• [Set problem]: Carry on the review of the horror film Amnesiac, picking up right after its last sentence.

• [Text passage]:
The seance is situated in the stark setting of her dead baby’s room (which now has all the comfy ambiance of a Tool video) as the trio gather around the board trying to decipher the sliding piece’s clues. It is a room caked in grief: jaundiced newspaper clippings, mugshots, and occult markings, it’s far from the promise-filled room it perhaps once was. Even the crib is dusted with grime and most likely tarnished with tears.
Amnesic takes us to the “other side” of the board, introducing us to Alex (played by Jon Stoley), a once-ordinary man now ambling through his own purgatory. His strolls are frequently interrupted by visits to his own past, filled with with decaying bodies, walls decorated with long-dead infants and beings bound in straightjackets. It’s basically a place that would make Pinhead weep.
*****
Needless to say, Amnesiac is about as fun as a hearse running over a sack of kittens, but that does not mean it’s not without merit. The Rutley sibs (Martin directs brother Andrew’s script) impress in their respective roles. Andrew’s characters are haunted, but want to get to the root of their pain or the motives behind their heinous acts. Meanwhile, Martin transports us between these two worlds in frightening, but not overly flashy, fashion, and includes some truly unnerving sequences (a nightmarish kids’ show that flickers on a background TV wields one of the film’s most twisted scenes).

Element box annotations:
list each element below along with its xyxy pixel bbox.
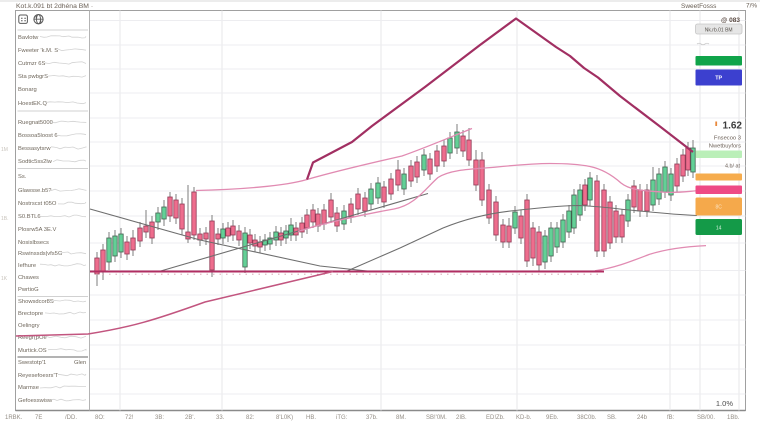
svg-text:SweetFosss: SweetFosss: [681, 3, 717, 10]
svg-text:Reegr(pOe: Reegr(pOe: [18, 335, 47, 341]
svg-text:2B'.: 2B'.: [185, 415, 195, 421]
svg-text:Nwetbuyfors: Nwetbuyfors: [709, 144, 741, 150]
svg-text:8M.: 8M.: [396, 415, 406, 421]
svg-text:fB:: fB:: [667, 415, 675, 421]
svg-text:HoestEK.Q: HoestEK.Q: [18, 101, 47, 107]
svg-text:1RBK.: 1RBK.: [5, 415, 23, 421]
svg-text:2IB.: 2IB.: [456, 415, 467, 421]
svg-text:Reyesefoesrs'T: Reyesefoesrs'T: [18, 373, 59, 379]
svg-text:Fweeter 'k.M. S: Fweeter 'k.M. S: [18, 48, 58, 54]
svg-text:1.0%: 1.0%: [716, 399, 733, 408]
svg-text:Nosislbsecs: Nosislbsecs: [18, 240, 49, 246]
svg-text:1.62: 1.62: [723, 121, 743, 132]
svg-text:SB!'0M.: SB!'0M.: [426, 415, 447, 421]
svg-text:Glawsse.b5?: Glawsse.b5?: [18, 188, 52, 194]
svg-text:Glen: Glen: [74, 360, 86, 366]
svg-text:Ruegnat5000: Ruegnat5000: [18, 120, 53, 126]
svg-text:S0.BTL6: S0.BTL6: [18, 214, 41, 220]
svg-text:Rswinssds|vfs5G: Rswinssds|vfs5G: [18, 251, 63, 257]
svg-text:PwrtioG: PwrtioG: [18, 287, 39, 293]
svg-text:KD-b.: KD-b.: [516, 415, 532, 421]
svg-text:Ss.: Ss.: [18, 174, 27, 180]
svg-text:Sodtic5ss2lw: Sodtic5ss2lw: [18, 159, 53, 165]
svg-text:@ 083: @ 083: [721, 17, 740, 24]
svg-text:Nostrscst t05O: Nostrscst t05O: [18, 201, 57, 207]
svg-text:1M: 1M: [1, 147, 8, 153]
svg-text:14: 14: [716, 226, 722, 232]
svg-text:Showsdcor8S: Showsdcor8S: [18, 299, 54, 305]
svg-text:Iefhure: Iefhure: [18, 263, 36, 269]
svg-text:SB/00.: SB/00.: [697, 415, 715, 421]
svg-text:Bonarg: Bonarg: [18, 87, 37, 93]
svg-text:82:: 82:: [246, 415, 255, 421]
svg-text:9Eb.: 9Eb.: [546, 415, 559, 421]
svg-text:Bavlotw: Bavlotw: [18, 35, 39, 41]
svg-text:24b: 24b: [637, 415, 648, 421]
svg-text:Nk.rb.01 BM: Nk.rb.01 BM: [705, 27, 733, 33]
svg-text:Bessasytsrw: Bessasytsrw: [18, 146, 51, 152]
svg-text:Sta pwbgrS: Sta pwbgrS: [18, 74, 48, 80]
svg-text:/DD.: /DD.: [65, 415, 77, 421]
svg-text:8O:: 8O:: [95, 415, 105, 421]
svg-text:HB.: HB.: [306, 415, 316, 421]
svg-text:1B.: 1B.: [1, 216, 9, 222]
svg-text:TP: TP: [715, 76, 722, 82]
svg-text:Cutmzr 6S: Cutmzr 6S: [18, 61, 46, 67]
svg-text:37b.: 37b.: [366, 415, 378, 421]
svg-text:Fnsecoo 3: Fnsecoo 3: [714, 136, 741, 142]
svg-text:SB.: SB.: [607, 415, 617, 421]
svg-text:ED!Zb.: ED!Zb.: [486, 415, 505, 421]
svg-text:Kot.k.091 bt 2dhéna BM ·: Kot.k.091 bt 2dhéna BM ·: [16, 3, 93, 10]
svg-text:Gefoesswisw: Gefoesswisw: [18, 398, 53, 404]
svg-text:38C0b.: 38C0b.: [577, 415, 597, 421]
svg-text:Swestotp'1: Swestotp'1: [18, 360, 46, 366]
svg-text:3B:: 3B:: [155, 415, 164, 421]
svg-text:8'L0K): 8'L0K): [276, 415, 293, 421]
svg-text:Oelingry: Oelingry: [18, 323, 40, 329]
svg-text:iTG:: iTG:: [336, 415, 348, 421]
svg-text:33.: 33.: [216, 415, 225, 421]
svg-text:Bossoa5loost 6: Bossoa5loost 6: [18, 133, 58, 139]
svg-text:1Bb.: 1Bb.: [727, 415, 740, 421]
svg-text:7E: 7E: [35, 415, 42, 421]
svg-text:8C: 8C: [715, 205, 722, 211]
svg-text:Chawes: Chawes: [18, 275, 39, 281]
svg-text:4.b/ at: 4.b/ at: [725, 164, 740, 170]
svg-text:72!: 72!: [125, 415, 134, 421]
svg-text:Murtick.OS: Murtick.OS: [18, 348, 47, 354]
svg-text:7/%: 7/%: [746, 3, 757, 10]
svg-text:Plosrw5A 3E.V: Plosrw5A 3E.V: [18, 227, 56, 233]
svg-text:Brectopre: Brectopre: [18, 311, 43, 317]
svg-text:Marmse: Marmse: [18, 385, 39, 391]
svg-text:1K: 1K: [1, 276, 8, 282]
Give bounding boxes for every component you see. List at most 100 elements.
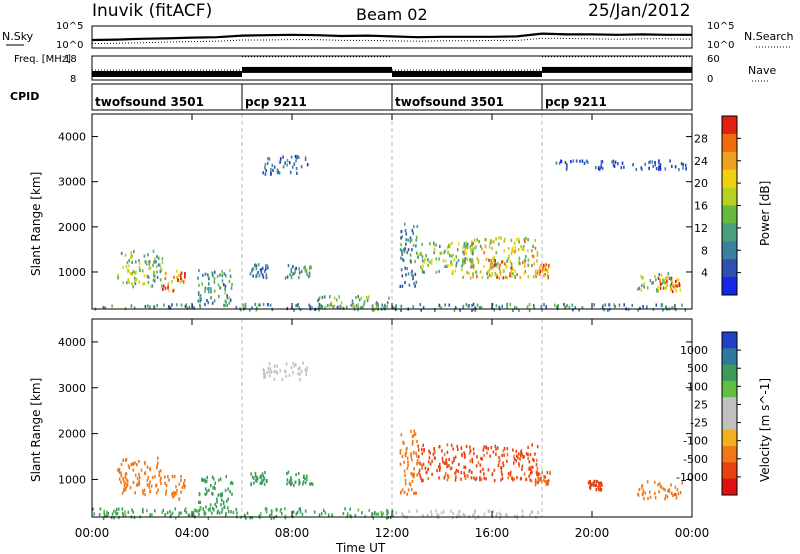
range-cell [532,244,534,248]
range-cell [442,259,445,263]
range-cell [464,455,466,459]
range-cell [279,157,282,161]
range-cell [418,471,420,475]
range-cell [513,457,516,461]
range-cell [125,484,128,488]
range-cell [601,167,604,171]
range-cell [560,159,562,163]
range-cell [215,505,218,509]
range-cell [474,509,476,513]
colorbar-cell [722,169,737,189]
range-cell [507,247,510,251]
range-cell [180,474,182,479]
range-cell [674,485,677,489]
range-cell [121,491,124,495]
colorbar-tick-label: 1000 [680,344,708,357]
range-cell [294,154,297,159]
range-cell [406,466,409,470]
range-cell [400,433,403,437]
range-cell [403,490,406,494]
range-cell [171,511,174,515]
range-cell [124,458,127,462]
range-cell [509,272,511,276]
range-cell [469,459,472,463]
power-colorbar-label: Power [dB] [758,181,772,246]
range-cell [427,258,429,262]
range-cell [643,285,645,289]
range-cell [460,265,463,269]
range-cell [455,475,457,479]
range-cell [539,476,541,480]
range-cell [510,262,513,266]
range-cell [202,273,204,277]
range-cell [294,480,297,484]
range-cell [333,296,336,300]
range-cell [179,273,182,277]
range-cell [581,159,584,163]
range-cell [654,163,656,167]
range-cell [213,508,215,512]
range-cell [163,303,165,307]
velocity-colorbar-label: Velocity [m s^-1] [758,378,772,482]
range-cell [658,490,660,494]
x-tick-label: 08:00 [275,526,310,540]
range-cell [399,448,402,453]
colorbar-tick-label: 500 [687,362,708,375]
range-cell [423,270,425,274]
range-cell [177,278,179,282]
range-cell [521,467,523,471]
range-cell [493,240,495,244]
range-cell [422,270,424,274]
range-cell [383,306,385,310]
range-cell [268,362,271,366]
range-cell [242,303,245,307]
range-cell [639,306,641,310]
range-cell [411,442,414,446]
range-cell [289,170,292,174]
range-cell [505,513,508,517]
range-cell [644,162,646,166]
range-cell [407,463,409,467]
range-cell [436,513,438,517]
range-cell [146,478,149,482]
range-cell [483,472,485,476]
range-cell [162,287,164,291]
colorbar-tick-label: 100 [687,380,708,393]
range-cell [668,489,671,494]
range-cell [152,263,154,268]
range-cell [455,261,458,265]
range-cell [207,508,210,512]
range-cell [122,477,124,481]
range-cell [410,487,413,491]
range-cell [524,239,526,243]
range-cell [521,509,524,513]
range-cell [275,514,278,518]
range-cell [537,480,539,484]
range-cell [180,511,182,515]
range-cell [503,239,505,243]
range-cell [138,472,140,476]
range-cell [142,492,145,496]
range-cell [262,171,264,175]
range-cell [126,281,128,285]
range-cell [229,490,231,494]
range-cell [144,304,147,309]
range-cell [264,507,267,511]
range-cell [153,305,156,310]
range-cell [207,516,210,520]
beam-title: Beam 02 [356,5,428,24]
range-cell [472,272,474,276]
range-cell [413,472,415,476]
range-cell [449,263,452,267]
range-cell [600,163,603,167]
range-cell [527,258,530,262]
range-cell [171,303,173,307]
range-cell [465,241,467,245]
range-cell [293,308,295,312]
range-cell [504,237,506,241]
x-axis-label: Time UT [335,541,386,554]
range-cell [178,514,180,518]
range-cell [452,447,455,451]
range-cell [249,272,252,276]
range-cell [296,156,298,160]
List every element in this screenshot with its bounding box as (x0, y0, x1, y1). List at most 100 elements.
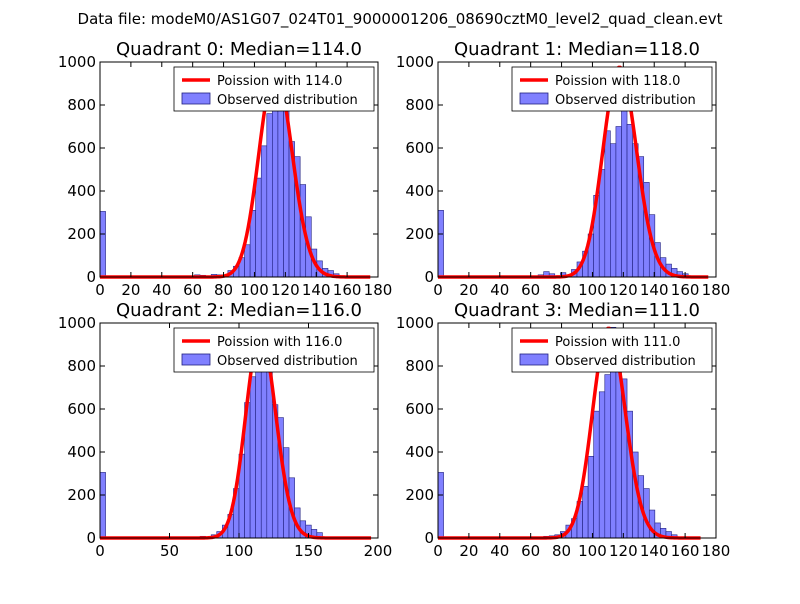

• [The output]:
It’s sometimes hampered by its limited budget, but at other times, it leads to its overall grittiness. Personally, I could have done without the flickering, scrambled transitions between the two worlds it inhabits. But ultimately, it’s refreshing to see a horror film with so much on its mind, including exploring the very origin of the driving forces behind such horror. It’s not content with merely leaving a killer’s motives to the fact that he was burned by an angry mob or was left unattended to drown in a campground lake. It attempts to delve deeper into the mind of both its killer as well as the aftermath.
For that alone, Amnesiac deserves a peek, but you may want to erase this from memory soon after to allow a little light in.